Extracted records
===

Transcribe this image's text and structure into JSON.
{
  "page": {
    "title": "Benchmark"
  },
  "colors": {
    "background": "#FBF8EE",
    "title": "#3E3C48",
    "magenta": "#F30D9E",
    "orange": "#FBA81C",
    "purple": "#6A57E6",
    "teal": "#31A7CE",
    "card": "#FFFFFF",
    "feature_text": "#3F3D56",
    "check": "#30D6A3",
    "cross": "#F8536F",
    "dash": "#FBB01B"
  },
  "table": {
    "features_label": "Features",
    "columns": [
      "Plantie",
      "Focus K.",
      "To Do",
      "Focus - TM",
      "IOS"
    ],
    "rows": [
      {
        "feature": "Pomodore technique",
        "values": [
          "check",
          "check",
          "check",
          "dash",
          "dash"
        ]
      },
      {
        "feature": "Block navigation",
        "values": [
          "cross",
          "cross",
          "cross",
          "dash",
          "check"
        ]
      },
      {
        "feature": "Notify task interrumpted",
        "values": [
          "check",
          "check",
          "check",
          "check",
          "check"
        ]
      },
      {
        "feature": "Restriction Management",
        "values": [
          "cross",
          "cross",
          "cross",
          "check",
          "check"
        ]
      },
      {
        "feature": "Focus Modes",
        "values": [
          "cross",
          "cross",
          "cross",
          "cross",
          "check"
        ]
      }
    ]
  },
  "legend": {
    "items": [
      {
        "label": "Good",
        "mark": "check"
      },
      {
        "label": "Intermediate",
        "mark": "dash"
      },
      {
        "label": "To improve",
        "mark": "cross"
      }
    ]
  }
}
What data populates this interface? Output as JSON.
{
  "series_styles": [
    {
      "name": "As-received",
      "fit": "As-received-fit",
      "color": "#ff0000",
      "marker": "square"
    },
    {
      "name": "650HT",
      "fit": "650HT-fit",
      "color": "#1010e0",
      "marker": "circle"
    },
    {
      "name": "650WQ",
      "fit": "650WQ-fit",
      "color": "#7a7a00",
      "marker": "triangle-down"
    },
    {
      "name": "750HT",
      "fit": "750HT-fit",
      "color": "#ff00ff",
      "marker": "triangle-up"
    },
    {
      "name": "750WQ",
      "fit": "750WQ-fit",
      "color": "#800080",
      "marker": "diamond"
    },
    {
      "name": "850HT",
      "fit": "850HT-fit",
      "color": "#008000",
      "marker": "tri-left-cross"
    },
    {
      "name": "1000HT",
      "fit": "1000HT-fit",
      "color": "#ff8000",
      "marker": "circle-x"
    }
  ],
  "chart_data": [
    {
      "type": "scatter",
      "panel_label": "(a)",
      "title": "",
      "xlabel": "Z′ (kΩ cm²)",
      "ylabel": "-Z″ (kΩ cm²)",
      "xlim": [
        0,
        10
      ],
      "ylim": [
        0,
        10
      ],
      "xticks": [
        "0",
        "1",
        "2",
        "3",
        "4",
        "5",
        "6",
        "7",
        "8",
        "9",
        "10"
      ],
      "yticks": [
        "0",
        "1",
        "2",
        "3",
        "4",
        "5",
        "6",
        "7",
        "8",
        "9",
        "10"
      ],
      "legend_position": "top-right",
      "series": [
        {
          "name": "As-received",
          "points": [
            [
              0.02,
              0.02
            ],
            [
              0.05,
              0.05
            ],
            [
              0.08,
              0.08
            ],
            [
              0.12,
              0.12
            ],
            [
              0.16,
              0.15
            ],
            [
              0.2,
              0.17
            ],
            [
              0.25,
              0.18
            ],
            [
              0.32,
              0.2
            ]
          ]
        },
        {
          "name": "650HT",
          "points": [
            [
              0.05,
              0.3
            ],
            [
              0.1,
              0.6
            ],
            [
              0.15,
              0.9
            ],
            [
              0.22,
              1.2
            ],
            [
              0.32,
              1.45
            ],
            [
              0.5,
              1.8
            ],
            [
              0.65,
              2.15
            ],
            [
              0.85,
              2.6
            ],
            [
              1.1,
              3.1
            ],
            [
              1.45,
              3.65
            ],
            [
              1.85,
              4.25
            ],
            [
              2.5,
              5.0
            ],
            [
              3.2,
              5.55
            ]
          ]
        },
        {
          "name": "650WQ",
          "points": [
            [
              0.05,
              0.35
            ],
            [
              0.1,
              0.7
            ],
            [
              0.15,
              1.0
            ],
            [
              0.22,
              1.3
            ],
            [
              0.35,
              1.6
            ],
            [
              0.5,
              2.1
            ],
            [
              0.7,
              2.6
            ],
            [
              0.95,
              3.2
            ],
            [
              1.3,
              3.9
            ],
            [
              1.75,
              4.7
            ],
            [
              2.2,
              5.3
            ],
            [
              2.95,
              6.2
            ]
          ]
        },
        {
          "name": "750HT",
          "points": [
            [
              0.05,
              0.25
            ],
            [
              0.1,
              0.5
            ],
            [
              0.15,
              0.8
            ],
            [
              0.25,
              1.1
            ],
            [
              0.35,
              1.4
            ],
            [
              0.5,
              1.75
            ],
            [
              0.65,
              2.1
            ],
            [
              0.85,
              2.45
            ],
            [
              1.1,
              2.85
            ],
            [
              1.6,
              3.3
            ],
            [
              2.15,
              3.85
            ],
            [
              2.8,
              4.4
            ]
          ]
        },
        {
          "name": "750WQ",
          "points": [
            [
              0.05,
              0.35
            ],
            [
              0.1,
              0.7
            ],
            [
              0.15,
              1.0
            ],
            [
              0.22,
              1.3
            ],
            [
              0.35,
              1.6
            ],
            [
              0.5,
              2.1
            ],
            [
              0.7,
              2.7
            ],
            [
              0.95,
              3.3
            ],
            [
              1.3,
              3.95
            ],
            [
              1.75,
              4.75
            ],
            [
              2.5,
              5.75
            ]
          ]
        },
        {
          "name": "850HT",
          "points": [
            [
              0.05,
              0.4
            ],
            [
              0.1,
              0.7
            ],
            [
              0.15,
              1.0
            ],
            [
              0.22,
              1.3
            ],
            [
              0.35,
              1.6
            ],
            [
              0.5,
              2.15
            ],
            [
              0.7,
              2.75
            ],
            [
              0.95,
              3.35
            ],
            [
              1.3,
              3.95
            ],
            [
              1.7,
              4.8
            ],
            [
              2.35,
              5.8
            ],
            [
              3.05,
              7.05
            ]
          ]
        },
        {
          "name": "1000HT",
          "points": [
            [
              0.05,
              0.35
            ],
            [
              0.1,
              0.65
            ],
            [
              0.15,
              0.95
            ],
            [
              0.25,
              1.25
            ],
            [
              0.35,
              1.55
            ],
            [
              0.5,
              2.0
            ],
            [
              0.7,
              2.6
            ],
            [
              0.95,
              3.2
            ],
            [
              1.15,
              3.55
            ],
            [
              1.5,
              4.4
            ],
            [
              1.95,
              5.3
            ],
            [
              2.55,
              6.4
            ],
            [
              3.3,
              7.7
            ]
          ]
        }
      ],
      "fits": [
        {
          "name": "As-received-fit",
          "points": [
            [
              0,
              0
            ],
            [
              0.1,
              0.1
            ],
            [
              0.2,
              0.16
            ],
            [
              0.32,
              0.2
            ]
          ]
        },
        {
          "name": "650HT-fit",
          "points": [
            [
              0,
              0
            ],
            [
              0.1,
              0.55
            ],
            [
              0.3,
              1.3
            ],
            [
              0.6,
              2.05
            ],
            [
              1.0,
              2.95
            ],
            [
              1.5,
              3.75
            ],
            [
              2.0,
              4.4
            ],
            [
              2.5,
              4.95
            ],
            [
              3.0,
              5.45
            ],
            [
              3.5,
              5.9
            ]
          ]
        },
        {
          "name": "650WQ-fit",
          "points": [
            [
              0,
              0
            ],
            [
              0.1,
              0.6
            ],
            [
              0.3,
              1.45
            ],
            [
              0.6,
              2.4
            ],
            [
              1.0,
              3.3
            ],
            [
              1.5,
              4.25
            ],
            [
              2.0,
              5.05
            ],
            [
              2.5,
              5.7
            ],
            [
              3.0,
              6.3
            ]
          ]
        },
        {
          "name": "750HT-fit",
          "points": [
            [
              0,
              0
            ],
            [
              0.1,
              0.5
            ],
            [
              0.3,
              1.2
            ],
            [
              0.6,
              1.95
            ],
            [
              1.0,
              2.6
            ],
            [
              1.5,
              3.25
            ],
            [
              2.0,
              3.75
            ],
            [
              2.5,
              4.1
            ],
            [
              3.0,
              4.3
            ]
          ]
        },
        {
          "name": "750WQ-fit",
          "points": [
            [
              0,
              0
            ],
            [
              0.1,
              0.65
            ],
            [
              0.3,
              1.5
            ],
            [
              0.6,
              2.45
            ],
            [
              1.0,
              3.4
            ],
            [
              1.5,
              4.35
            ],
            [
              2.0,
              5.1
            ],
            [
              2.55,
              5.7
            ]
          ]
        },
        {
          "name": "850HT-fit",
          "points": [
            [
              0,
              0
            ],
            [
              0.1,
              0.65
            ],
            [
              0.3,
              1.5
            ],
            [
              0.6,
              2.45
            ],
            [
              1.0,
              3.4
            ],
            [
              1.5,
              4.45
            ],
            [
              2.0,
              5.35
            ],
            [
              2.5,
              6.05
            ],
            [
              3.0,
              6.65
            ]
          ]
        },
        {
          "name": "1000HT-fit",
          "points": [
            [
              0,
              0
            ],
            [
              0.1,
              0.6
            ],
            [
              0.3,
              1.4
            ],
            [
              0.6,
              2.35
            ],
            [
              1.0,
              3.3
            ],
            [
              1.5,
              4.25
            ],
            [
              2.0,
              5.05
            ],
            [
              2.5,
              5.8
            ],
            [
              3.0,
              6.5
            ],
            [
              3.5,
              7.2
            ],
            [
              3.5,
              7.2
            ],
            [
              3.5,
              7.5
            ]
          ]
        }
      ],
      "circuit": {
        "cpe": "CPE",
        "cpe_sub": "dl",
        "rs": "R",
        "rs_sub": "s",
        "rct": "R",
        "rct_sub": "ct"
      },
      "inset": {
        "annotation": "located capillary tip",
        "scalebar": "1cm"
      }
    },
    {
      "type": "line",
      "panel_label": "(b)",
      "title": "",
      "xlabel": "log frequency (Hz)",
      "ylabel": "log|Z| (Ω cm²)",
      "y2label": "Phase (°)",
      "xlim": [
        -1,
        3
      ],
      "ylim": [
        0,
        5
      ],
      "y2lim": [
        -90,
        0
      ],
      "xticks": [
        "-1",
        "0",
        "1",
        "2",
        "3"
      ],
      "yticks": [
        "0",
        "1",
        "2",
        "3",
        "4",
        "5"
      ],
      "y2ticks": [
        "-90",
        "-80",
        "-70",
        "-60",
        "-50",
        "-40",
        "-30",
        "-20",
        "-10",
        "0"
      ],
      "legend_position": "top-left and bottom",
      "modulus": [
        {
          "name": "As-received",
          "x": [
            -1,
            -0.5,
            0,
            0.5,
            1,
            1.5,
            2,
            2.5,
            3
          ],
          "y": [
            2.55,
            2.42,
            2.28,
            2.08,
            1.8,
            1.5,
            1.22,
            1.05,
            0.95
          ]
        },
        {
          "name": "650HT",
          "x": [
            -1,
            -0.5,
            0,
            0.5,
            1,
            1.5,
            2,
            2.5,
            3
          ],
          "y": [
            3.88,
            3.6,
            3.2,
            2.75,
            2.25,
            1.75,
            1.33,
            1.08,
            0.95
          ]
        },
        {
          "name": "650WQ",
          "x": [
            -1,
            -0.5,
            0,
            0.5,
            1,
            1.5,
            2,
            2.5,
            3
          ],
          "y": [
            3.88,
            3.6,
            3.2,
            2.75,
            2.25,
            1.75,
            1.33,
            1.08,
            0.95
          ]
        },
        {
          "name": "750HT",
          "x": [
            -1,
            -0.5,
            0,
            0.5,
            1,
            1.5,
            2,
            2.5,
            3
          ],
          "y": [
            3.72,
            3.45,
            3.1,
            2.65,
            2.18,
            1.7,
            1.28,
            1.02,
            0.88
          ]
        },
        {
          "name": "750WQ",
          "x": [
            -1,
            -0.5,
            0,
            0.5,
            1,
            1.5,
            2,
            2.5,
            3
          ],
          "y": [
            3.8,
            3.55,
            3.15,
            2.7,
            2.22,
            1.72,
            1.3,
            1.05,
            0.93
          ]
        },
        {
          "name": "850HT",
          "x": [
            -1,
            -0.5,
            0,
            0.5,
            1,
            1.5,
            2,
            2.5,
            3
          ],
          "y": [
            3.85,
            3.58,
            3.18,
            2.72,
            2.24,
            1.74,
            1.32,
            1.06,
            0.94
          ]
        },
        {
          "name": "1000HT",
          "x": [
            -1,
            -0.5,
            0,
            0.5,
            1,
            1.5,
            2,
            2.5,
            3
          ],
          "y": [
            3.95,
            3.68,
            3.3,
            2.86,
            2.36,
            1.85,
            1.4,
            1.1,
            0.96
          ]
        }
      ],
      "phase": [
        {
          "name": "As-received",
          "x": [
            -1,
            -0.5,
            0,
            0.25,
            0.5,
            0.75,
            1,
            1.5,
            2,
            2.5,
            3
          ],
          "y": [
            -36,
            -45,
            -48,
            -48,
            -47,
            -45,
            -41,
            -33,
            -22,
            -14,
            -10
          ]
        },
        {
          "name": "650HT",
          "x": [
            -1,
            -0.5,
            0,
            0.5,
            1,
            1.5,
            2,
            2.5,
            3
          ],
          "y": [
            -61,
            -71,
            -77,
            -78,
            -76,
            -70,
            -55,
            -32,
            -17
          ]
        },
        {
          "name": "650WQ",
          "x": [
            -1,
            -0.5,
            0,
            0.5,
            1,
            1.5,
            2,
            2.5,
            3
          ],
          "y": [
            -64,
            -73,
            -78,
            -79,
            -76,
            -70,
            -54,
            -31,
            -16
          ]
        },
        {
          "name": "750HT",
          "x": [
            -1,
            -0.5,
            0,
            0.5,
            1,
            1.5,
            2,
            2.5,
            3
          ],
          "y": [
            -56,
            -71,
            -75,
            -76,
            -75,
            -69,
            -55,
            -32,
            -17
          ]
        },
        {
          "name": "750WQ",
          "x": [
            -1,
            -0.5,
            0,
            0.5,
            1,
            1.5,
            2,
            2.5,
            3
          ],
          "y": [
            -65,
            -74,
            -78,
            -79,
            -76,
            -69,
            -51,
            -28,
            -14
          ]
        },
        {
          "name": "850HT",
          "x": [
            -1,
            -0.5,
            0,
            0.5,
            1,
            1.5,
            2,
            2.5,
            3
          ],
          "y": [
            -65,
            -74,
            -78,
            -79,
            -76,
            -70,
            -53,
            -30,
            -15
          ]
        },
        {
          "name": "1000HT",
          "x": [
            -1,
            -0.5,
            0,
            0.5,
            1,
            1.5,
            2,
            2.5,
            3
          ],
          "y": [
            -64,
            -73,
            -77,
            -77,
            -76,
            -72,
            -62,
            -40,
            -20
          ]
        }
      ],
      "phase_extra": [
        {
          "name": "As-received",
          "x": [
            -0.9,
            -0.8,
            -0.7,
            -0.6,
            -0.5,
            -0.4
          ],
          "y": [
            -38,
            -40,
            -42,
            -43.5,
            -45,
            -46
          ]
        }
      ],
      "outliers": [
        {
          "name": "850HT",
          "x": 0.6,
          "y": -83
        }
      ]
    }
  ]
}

===

== SHORT EXERCISE ==
Of the lines in this data, how many contain "JSON"? Reply with only the number.

== SOLUTION BELOW ==
2